Collect every line of the records below that contains the word "likes".

[BEGIN Records]

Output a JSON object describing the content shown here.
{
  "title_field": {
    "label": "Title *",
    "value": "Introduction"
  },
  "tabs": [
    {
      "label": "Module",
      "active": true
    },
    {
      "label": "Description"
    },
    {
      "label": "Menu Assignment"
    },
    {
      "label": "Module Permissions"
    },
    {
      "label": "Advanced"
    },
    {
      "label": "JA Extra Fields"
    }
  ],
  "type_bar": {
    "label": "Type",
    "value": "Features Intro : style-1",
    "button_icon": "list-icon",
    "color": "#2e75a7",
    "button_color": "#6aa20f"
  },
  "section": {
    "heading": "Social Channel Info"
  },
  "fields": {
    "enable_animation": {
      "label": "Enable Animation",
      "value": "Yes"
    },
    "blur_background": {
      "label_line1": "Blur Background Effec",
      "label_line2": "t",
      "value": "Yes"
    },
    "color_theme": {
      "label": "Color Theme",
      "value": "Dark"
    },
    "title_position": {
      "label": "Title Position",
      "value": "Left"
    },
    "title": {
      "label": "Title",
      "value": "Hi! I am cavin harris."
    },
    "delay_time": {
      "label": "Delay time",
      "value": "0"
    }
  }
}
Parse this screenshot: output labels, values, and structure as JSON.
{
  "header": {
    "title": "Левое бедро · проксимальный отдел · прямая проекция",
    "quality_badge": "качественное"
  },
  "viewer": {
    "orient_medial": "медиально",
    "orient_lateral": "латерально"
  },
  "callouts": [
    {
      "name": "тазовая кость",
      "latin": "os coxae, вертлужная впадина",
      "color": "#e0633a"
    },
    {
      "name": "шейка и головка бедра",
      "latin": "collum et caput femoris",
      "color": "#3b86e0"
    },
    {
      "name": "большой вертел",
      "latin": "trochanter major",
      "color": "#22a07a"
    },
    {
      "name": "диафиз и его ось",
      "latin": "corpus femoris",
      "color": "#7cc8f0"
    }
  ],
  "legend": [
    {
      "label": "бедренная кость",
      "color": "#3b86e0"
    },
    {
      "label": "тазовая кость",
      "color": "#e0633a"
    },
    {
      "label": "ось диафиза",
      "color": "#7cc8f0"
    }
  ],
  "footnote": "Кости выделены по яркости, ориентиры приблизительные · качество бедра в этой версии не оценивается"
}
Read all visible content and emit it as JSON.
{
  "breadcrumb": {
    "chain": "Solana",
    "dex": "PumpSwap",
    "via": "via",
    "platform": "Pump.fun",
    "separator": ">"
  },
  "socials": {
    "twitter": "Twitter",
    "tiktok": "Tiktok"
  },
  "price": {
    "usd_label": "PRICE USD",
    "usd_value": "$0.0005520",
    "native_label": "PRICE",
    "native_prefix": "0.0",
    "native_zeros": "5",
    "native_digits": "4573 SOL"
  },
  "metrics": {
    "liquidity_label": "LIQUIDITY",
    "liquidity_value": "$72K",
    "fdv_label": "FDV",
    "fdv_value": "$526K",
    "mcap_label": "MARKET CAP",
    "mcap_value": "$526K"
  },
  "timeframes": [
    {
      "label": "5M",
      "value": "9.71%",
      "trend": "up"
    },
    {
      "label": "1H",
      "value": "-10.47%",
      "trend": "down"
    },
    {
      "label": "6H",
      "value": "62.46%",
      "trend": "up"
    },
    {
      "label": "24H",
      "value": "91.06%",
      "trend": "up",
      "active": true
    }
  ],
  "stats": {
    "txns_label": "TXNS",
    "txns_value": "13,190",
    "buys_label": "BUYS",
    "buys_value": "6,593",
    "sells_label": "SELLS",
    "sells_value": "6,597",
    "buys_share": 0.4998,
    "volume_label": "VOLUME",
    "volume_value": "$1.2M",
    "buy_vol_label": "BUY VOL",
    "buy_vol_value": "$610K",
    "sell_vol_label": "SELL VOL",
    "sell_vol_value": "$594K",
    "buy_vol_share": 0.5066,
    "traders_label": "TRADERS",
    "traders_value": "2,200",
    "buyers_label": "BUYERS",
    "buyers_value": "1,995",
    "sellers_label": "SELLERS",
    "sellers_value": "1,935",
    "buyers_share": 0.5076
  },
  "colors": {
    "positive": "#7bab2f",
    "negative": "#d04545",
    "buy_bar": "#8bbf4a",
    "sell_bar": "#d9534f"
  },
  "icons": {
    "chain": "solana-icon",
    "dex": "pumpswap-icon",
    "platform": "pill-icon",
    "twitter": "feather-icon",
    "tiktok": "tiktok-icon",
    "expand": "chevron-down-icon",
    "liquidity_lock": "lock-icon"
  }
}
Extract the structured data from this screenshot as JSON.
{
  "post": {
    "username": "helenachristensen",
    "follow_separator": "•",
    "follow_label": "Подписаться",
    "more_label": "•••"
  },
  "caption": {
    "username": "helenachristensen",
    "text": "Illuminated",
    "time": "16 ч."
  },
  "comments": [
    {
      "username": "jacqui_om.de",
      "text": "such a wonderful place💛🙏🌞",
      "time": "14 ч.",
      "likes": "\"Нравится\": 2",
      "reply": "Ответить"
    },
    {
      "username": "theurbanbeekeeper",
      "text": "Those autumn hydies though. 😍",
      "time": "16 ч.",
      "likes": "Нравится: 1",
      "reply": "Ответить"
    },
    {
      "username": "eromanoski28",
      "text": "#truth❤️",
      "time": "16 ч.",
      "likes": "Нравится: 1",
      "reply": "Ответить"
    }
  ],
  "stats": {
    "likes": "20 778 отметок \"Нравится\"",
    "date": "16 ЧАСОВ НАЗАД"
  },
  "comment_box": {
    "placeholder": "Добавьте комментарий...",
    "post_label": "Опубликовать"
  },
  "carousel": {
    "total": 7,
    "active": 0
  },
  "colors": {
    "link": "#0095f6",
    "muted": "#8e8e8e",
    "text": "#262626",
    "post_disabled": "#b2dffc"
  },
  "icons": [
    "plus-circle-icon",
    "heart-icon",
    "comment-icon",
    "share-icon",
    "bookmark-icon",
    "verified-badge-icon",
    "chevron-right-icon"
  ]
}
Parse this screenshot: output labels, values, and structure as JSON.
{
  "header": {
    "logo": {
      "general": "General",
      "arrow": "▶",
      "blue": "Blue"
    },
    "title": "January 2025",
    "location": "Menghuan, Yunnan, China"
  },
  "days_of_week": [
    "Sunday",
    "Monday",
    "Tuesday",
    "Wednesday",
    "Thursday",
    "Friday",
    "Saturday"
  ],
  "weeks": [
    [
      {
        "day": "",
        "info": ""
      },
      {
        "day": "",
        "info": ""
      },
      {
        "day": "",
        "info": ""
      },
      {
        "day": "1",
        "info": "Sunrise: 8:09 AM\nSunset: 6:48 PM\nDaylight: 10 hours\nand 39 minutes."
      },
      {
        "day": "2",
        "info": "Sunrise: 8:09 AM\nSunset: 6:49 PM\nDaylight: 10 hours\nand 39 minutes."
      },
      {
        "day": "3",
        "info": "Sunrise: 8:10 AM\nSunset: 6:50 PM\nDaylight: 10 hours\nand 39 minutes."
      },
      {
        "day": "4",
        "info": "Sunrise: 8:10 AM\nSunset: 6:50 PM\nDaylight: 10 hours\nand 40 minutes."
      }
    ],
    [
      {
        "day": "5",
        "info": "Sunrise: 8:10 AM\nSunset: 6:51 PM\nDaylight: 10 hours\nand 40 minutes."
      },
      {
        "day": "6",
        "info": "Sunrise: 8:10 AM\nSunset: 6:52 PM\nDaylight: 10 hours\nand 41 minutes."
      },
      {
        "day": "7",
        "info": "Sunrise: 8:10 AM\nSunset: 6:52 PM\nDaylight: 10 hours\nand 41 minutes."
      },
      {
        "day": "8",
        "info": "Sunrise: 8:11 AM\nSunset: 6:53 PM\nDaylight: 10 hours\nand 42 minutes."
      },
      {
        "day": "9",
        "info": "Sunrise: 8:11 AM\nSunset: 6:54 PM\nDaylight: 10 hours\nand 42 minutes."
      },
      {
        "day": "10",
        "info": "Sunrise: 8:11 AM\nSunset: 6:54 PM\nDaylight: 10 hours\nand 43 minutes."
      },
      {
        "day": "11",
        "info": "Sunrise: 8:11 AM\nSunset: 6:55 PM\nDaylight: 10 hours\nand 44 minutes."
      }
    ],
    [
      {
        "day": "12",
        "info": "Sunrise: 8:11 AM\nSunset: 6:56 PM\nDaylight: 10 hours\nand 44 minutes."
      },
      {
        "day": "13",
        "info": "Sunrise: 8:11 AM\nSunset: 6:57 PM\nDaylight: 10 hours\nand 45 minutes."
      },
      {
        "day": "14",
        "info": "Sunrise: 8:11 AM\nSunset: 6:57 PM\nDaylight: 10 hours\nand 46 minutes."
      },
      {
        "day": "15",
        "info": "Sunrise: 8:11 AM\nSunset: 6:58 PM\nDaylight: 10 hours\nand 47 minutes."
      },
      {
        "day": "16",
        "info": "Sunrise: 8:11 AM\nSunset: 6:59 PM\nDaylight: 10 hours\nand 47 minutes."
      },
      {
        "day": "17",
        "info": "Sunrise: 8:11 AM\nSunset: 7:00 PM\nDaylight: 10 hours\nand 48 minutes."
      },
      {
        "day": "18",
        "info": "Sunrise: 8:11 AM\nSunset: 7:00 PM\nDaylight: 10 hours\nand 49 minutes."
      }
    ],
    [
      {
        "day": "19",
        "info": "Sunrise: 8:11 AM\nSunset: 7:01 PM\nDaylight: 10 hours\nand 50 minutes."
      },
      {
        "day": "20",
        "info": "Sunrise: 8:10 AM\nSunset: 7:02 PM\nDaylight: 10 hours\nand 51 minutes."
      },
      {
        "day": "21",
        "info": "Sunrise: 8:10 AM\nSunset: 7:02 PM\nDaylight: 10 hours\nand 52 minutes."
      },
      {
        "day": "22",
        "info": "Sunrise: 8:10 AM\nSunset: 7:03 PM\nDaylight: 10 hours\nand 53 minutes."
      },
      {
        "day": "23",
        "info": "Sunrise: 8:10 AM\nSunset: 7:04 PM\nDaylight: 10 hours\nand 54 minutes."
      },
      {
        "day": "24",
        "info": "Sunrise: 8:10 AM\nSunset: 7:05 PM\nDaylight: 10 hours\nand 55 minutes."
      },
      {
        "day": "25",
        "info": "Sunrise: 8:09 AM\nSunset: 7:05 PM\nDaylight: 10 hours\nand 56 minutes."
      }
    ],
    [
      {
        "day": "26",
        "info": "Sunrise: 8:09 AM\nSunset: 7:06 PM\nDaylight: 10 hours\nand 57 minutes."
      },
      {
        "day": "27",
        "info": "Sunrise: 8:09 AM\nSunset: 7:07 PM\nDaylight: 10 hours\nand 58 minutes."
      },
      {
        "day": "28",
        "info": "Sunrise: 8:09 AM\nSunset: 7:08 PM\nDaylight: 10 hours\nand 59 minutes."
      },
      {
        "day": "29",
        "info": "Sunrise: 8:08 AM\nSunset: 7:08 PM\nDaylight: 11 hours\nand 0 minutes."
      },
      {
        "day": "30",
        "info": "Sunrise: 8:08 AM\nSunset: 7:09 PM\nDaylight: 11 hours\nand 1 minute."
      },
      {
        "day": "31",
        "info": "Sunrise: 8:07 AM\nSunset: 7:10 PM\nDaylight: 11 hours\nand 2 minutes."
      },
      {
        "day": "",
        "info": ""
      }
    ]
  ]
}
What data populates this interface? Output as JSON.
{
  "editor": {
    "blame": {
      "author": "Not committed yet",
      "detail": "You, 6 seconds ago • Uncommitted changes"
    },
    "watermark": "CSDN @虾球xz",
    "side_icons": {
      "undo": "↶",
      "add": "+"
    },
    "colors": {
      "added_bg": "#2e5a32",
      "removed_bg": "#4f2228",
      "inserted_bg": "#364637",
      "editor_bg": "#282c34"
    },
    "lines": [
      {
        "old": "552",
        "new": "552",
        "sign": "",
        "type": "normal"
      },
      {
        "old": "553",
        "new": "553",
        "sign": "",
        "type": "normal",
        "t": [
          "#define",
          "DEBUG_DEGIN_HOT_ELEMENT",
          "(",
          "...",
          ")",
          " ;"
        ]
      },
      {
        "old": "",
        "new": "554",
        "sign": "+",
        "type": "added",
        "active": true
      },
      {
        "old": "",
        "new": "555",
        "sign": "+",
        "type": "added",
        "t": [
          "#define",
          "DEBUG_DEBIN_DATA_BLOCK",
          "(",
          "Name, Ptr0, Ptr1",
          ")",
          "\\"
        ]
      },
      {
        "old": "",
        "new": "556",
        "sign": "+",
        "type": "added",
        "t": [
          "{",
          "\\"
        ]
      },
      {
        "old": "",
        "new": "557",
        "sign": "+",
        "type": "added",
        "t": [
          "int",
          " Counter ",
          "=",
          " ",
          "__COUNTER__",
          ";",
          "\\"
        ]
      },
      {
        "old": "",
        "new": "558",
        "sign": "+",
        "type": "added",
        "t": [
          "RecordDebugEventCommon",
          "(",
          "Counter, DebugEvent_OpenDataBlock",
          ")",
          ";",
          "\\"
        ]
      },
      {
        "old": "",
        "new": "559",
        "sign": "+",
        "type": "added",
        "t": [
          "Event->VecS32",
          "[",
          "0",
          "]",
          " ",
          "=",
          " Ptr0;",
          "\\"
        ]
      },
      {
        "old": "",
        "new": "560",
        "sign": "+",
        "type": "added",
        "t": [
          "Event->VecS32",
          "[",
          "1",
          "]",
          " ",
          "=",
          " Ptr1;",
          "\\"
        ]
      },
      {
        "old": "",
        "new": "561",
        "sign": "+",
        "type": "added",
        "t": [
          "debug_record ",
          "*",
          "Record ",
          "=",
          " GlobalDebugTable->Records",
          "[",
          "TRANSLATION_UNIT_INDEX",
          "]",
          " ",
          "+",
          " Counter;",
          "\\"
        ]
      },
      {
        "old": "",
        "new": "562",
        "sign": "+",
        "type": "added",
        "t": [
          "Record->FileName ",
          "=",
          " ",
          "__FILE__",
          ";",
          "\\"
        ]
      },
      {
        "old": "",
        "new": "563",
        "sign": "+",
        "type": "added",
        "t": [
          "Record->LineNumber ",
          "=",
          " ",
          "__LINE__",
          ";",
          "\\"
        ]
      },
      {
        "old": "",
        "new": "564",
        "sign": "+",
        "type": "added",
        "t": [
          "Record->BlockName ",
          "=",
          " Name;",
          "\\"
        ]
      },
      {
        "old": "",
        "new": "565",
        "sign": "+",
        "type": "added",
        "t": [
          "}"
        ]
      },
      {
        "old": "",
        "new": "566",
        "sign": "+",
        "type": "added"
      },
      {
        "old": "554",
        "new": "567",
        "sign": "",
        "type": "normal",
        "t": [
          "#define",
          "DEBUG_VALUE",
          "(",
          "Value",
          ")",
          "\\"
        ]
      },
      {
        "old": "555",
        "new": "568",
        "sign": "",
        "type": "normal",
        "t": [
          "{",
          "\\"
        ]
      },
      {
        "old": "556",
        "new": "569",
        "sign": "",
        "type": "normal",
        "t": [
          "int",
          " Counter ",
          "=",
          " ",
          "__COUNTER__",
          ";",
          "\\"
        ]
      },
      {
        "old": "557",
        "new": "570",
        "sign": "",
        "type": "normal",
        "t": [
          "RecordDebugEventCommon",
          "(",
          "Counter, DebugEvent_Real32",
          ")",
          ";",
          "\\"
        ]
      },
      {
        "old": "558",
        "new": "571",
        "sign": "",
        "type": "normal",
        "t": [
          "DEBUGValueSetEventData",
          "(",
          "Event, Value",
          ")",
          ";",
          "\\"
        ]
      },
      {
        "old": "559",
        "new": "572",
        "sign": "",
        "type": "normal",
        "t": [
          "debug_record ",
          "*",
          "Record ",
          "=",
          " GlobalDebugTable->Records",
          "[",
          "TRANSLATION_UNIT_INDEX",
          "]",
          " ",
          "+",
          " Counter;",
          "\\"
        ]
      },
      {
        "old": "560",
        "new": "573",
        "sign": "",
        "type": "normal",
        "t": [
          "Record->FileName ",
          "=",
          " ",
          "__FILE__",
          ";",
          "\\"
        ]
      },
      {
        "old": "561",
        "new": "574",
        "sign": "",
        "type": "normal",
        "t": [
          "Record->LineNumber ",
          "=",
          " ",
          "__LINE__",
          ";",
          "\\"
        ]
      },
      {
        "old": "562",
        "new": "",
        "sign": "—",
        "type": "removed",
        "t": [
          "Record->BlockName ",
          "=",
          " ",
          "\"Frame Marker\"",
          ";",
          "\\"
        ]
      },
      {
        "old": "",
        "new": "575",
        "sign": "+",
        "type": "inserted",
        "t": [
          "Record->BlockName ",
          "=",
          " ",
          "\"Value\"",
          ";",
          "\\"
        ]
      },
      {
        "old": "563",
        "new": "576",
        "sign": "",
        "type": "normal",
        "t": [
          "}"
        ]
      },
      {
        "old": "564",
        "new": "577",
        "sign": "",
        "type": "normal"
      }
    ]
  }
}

[END Records]

_The answer_:
      "likes": "\"Нравится\": 2",
      "likes": "Нравится: 1",
      "likes": "Нравится: 1",
    "likes": "20 778 отметок \"Нравится\"",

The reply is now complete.